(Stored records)
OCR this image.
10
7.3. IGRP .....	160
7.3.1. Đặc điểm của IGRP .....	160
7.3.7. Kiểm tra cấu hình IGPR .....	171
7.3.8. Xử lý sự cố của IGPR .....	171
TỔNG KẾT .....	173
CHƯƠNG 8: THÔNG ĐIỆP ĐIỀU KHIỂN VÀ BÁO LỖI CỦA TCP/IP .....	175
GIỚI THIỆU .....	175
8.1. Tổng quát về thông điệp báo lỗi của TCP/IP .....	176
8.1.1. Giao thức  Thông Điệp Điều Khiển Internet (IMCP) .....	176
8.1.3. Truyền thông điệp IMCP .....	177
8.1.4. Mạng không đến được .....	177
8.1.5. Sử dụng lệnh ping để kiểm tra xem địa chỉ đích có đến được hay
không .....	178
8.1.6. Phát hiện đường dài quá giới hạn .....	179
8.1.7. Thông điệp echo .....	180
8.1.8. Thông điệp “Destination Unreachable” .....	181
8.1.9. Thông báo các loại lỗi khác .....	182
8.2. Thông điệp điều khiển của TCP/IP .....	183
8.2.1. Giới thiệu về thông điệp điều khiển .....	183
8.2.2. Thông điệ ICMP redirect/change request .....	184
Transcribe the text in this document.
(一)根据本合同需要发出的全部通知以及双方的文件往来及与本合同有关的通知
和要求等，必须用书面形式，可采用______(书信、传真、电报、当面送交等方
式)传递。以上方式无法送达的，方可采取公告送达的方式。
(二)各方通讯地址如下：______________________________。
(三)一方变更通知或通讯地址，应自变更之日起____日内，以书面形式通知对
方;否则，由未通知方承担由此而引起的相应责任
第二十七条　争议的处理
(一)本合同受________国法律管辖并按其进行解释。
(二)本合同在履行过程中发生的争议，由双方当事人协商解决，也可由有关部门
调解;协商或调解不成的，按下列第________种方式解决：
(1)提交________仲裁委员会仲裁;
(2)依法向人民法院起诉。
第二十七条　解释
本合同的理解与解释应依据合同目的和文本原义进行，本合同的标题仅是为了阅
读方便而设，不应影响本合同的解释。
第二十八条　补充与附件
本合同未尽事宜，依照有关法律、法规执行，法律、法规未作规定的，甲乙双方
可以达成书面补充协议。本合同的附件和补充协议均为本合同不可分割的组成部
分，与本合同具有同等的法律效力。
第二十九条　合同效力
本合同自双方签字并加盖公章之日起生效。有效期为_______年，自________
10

▶ [Set problem]
Select from the material above each line in which the string "IMCP" appears, and list those lines.

▶ [Answer below]
8.1.1. Giao thức  Thông Điệp Điều Khiển Internet (IMCP) .....	176
8.1.3. Truyền thông điệp IMCP .....	177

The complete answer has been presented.